- [Prompt A]
In the passage on CRY1 and hypoxia reporters, into which cells were the reporters cotransfected along with the CRY1 expression vector or empty control vector?
- [Prompt B]
Write the next part of the passage on CRY1 and hypoxia reporters, picking up after its final sentence.

- [Exercise text]
== Segment start ==

Next, we aimed to substantiate the inhibitory effect of CRY1 for HIF-driven genes and HIFs. To do this, we used bona fide hypoxia reporters containing either three WT HIF-binding HREs or three mutated HREs in front of the SV40 promoter and the luciferase gene. We then cotransfected these reporters together with a CRY1 expression vector or empty control vector into HepG2 cells. Hypoxia induced Luc activity in the control cells, whereas expression of CRY1 predominantly abolished Luc activity under hypoxia (Figure 7B). This effect was specific because mutation of critical nucleotides in the HRE (pGL3-HREm) abolished the induction of Luc activity under hypoxia and the repressive effect of CRY1 (Figure 7B).

== Segment end ==

- [Entries shown]
== Segment start ==

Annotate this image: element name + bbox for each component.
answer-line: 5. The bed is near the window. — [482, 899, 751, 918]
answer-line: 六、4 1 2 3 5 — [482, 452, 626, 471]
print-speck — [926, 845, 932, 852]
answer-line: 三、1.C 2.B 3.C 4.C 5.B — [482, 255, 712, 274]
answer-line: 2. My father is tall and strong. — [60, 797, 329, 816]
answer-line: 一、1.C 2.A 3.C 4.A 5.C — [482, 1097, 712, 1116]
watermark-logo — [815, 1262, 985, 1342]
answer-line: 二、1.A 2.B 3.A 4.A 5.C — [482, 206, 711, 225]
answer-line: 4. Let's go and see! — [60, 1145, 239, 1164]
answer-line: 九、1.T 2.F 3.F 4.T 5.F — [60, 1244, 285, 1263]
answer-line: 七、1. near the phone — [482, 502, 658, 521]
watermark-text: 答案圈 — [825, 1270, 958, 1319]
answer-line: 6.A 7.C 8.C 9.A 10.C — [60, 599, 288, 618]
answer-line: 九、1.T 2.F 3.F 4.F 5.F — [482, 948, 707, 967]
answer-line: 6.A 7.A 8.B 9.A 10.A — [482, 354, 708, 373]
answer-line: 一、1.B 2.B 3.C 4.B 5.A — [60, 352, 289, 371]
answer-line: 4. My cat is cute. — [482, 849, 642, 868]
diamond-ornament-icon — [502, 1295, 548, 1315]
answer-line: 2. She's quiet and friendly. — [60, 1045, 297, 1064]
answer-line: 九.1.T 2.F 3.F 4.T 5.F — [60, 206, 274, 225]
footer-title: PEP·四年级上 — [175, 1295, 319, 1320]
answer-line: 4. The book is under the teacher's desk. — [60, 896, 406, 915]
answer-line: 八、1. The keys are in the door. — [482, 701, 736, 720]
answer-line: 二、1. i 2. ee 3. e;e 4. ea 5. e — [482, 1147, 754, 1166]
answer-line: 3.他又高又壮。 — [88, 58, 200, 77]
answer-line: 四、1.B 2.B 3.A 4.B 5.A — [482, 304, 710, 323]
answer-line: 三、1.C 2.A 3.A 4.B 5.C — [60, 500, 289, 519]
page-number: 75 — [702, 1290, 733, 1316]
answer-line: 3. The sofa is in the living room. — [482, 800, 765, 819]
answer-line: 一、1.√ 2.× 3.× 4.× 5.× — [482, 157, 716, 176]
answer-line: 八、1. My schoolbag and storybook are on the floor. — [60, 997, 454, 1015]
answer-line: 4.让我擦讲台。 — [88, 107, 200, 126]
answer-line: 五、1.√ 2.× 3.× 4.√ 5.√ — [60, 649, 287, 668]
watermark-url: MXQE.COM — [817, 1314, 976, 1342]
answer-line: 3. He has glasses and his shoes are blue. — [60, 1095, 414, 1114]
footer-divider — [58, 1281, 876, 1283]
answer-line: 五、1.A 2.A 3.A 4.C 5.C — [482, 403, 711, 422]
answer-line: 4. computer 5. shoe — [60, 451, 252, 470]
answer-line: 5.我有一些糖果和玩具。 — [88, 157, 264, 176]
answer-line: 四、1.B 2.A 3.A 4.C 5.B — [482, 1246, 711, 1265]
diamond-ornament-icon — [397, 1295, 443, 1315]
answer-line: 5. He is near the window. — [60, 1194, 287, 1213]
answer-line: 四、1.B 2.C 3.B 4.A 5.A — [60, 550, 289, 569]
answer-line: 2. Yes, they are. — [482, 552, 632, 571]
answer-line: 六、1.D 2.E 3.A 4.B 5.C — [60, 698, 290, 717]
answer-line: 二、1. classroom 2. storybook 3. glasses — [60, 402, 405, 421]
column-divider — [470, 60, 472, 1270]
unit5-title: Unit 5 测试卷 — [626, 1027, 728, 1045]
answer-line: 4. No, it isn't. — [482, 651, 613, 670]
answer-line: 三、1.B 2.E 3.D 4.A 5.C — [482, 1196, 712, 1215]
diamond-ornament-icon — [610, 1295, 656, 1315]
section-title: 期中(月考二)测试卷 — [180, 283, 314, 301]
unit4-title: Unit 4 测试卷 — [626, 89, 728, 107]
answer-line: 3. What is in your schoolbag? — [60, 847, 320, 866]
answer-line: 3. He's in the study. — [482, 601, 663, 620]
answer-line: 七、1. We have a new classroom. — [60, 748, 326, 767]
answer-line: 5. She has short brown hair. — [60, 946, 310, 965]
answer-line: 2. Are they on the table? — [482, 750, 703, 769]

== Segment end ==

- [Answer space A]
HepG2 cells.

- [Answer space B]
As HIFs are dimers consisting of HIF-α and HIF-β (ARNT) subunits, we next investigated whether the CRY1 effect is primarily dependent on each subunit by using the pGL3-HRE Luc construct and the pGL3-HREm construct together with a CRY1 expression vector and HIF-1α, ARNT, or an empty control vector. We found that overexpression of CRY1 together with HIF-1α (Figure 7C) or HIF-2α (Figure S4), but not with ARNT, compromised the ability of HIF-1α to induce HRE-driven Luc activity. Furthermore, cotransfection of the Luc construct with mutant HREs (pGL3-HREm) along with the respective expression vectors alone or in combination resulted in Luc activities comparable with the control (Figure 7C). These results, together with the interaction data, suggest that CRY1 represses HIF-1α function.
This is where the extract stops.